┌──
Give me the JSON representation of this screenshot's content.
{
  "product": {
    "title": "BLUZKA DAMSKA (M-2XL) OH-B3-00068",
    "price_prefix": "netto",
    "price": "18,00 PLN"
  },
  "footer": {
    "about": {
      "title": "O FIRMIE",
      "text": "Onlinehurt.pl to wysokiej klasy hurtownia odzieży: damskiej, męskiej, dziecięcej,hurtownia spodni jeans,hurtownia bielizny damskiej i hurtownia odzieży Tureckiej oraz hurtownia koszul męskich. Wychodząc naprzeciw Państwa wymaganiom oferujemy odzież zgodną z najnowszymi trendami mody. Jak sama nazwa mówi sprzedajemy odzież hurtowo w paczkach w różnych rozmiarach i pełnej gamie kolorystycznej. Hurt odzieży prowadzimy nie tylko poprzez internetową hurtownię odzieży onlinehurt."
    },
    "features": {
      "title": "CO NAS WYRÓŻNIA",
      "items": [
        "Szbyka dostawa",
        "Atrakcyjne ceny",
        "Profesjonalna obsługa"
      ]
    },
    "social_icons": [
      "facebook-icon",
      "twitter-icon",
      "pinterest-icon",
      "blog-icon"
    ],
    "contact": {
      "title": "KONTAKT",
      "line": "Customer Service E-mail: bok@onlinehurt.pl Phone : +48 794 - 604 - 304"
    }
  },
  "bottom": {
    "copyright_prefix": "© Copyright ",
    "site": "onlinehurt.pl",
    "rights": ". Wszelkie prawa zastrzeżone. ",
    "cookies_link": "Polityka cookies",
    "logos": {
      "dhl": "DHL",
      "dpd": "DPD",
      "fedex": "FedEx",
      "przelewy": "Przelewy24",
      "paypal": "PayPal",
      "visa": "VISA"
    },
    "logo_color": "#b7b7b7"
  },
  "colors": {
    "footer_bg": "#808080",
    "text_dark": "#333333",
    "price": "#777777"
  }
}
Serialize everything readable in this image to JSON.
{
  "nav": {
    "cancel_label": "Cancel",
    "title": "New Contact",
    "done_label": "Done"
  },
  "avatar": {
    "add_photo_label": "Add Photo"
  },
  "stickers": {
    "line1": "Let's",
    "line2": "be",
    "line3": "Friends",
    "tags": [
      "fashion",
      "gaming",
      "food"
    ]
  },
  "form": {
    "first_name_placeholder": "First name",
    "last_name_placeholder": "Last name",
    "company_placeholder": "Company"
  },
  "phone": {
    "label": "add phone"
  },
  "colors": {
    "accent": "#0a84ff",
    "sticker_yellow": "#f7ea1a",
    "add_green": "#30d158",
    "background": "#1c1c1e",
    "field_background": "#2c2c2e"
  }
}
└──
- WHAT IS BEING ASKED
Each line above is to be repeated exactly.

- ANSWER TO THE PROBLEM
Give me the JSON representation of this screenshot's content.
{
  "product": {
    "title": "BLUZKA DAMSKA (M-2XL) OH-B3-00068",
    "price_prefix": "netto",
    "price": "18,00 PLN"
  },
  "footer": {
    "about": {
      "title": "O FIRMIE",
      "text": "Onlinehurt.pl to wysokiej klasy hurtownia odzieży: damskiej, męskiej, dziecięcej,hurtownia spodni jeans,hurtownia bielizny damskiej i hurtownia odzieży Tureckiej oraz hurtownia koszul męskich. Wychodząc naprzeciw Państwa wymaganiom oferujemy odzież zgodną z najnowszymi trendami mody. Jak sama nazwa mówi sprzedajemy odzież hurtowo w paczkach w różnych rozmiarach i pełnej gamie kolorystycznej. Hurt odzieży prowadzimy nie tylko poprzez internetową hurtownię odzieży onlinehurt."
    },
    "features": {
      "title": "CO NAS WYRÓŻNIA",
      "items": [
        "Szbyka dostawa",
        "Atrakcyjne ceny",
        "Profesjonalna obsługa"
      ]
    },
    "social_icons": [
      "facebook-icon",
      "twitter-icon",
      "pinterest-icon",
      "blog-icon"
    ],
    "contact": {
      "title": "KONTAKT",
      "line": "Customer Service E-mail: bok@onlinehurt.pl Phone : +48 794 - 604 - 304"
    }
  },
  "bottom": {
    "copyright_prefix": "© Copyright ",
    "site": "onlinehurt.pl",
    "rights": ". Wszelkie prawa zastrzeżone. ",
    "cookies_link": "Polityka cookies",
    "logos": {
      "dhl": "DHL",
      "dpd": "DPD",
      "fedex": "FedEx",
      "przelewy": "Przelewy24",
      "paypal": "PayPal",
      "visa": "VISA"
    },
    "logo_color": "#b7b7b7"
  },
  "colors": {
    "footer_bg": "#808080",
    "text_dark": "#333333",
    "price": "#777777"
  }
}
Serialize everything readable in this image to JSON.
{
  "nav": {
    "cancel_label": "Cancel",
    "title": "New Contact",
    "done_label": "Done"
  },
  "avatar": {
    "add_photo_label": "Add Photo"
  },
  "stickers": {
    "line1": "Let's",
    "line2": "be",
    "line3": "Friends",
    "tags": [
      "fashion",
      "gaming",
      "food"
    ]
  },
  "form": {
    "first_name_placeholder": "First name",
    "last_name_placeholder": "Last name",
    "company_placeholder": "Company"
  },
  "phone": {
    "label": "add phone"
  },
  "colors": {
    "accent": "#0a84ff",
    "sticker_yellow": "#f7ea1a",
    "add_green": "#30d158",
    "background": "#1c1c1e",
    "field_background": "#2c2c2e"
  }
}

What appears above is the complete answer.